→ **GIVEN PROBLEM**:
Repeat what the lines below say, word for word, and skip every image.

→ **EXERCISE INPUT**:
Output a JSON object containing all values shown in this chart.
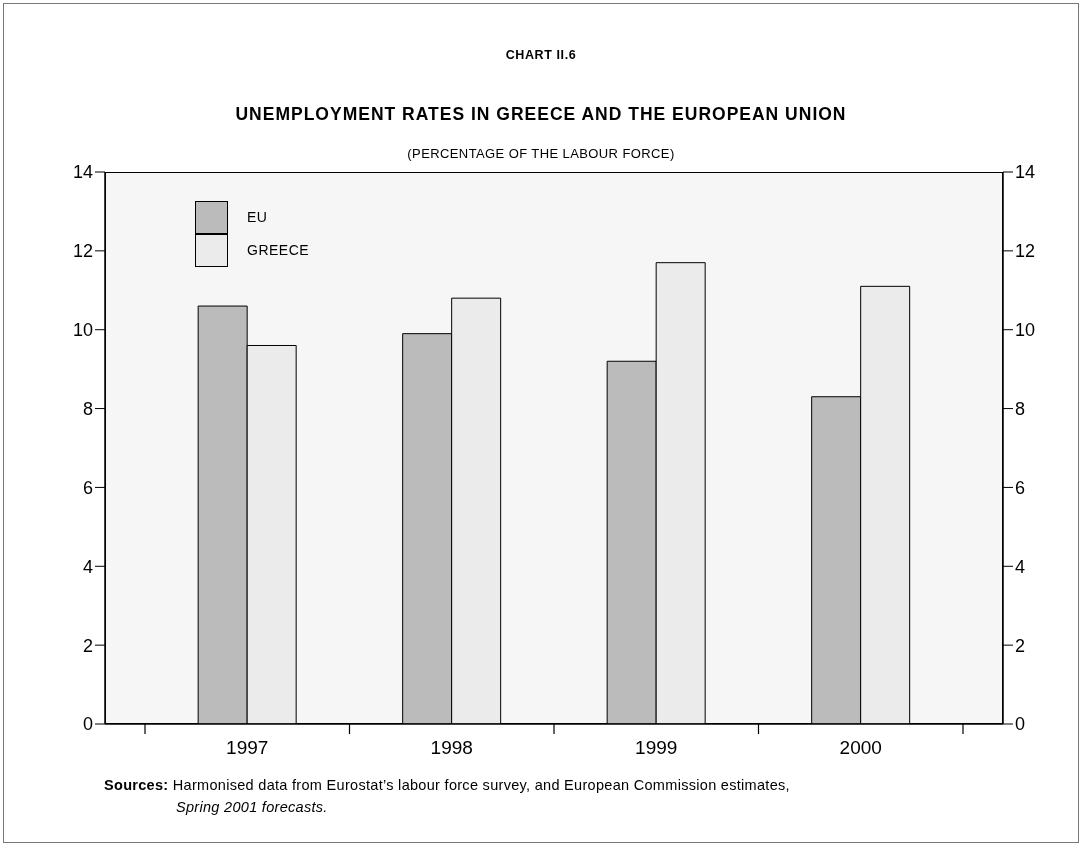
{
  "chart_data": {
    "type": "bar",
    "title": "UNEMPLOYMENT RATES IN GREECE AND THE EUROPEAN UNION",
    "subtitle": "(PERCENTAGE OF THE LABOUR FORCE)",
    "annotations": [
      "CHART II.6",
      "Sources:",
      "Harmonised data from Eurostat’s labour force survey, and European Commission estimates,",
      "Spring 2001 forecasts."
    ],
    "categories": [
      "1997",
      "1998",
      "1999",
      "2000"
    ],
    "series": [
      {
        "name": "EU",
        "color": "#bbbbbb",
        "values": [
          10.6,
          9.9,
          9.2,
          8.3
        ]
      },
      {
        "name": "GREECE",
        "color": "#ebebeb",
        "values": [
          9.6,
          10.8,
          11.7,
          11.1
        ]
      }
    ],
    "ylim": [
      0,
      14
    ],
    "yticks": [
      0,
      2,
      4,
      6,
      8,
      10,
      12,
      14
    ],
    "y2lim": [
      0,
      14
    ],
    "y2ticks": [
      0,
      2,
      4,
      6,
      8,
      10,
      12,
      14
    ],
    "grid": false,
    "legend": "top left"
  }
}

→ **REPLY TO THE EXERCISE**:
Output a JSON object containing all values shown in this chart.
{
  "chart_data": {
    "type": "bar",
    "title": "UNEMPLOYMENT RATES IN GREECE AND THE EUROPEAN UNION",
    "subtitle": "(PERCENTAGE OF THE LABOUR FORCE)",
    "annotations": [
      "CHART II.6",
      "Sources:",
      "Harmonised data from Eurostat’s labour force survey, and European Commission estimates,",
      "Spring 2001 forecasts."
    ],
    "categories": [
      "1997",
      "1998",
      "1999",
      "2000"
    ],
    "series": [
      {
        "name": "EU",
        "color": "#bbbbbb",
        "values": [
          10.6,
          9.9,
          9.2,
          8.3
        ]
      },
      {
        "name": "GREECE",
        "color": "#ebebeb",
        "values": [
          9.6,
          10.8,
          11.7,
          11.1
        ]
      }
    ],
    "ylim": [
      0,
      14
    ],
    "yticks": [
      0,
      2,
      4,
      6,
      8,
      10,
      12,
      14
    ],
    "y2lim": [
      0,
      14
    ],
    "y2ticks": [
      0,
      2,
      4,
      6,
      8,
      10,
      12,
      14
    ],
    "grid": false,
    "legend": "top left"
  }
}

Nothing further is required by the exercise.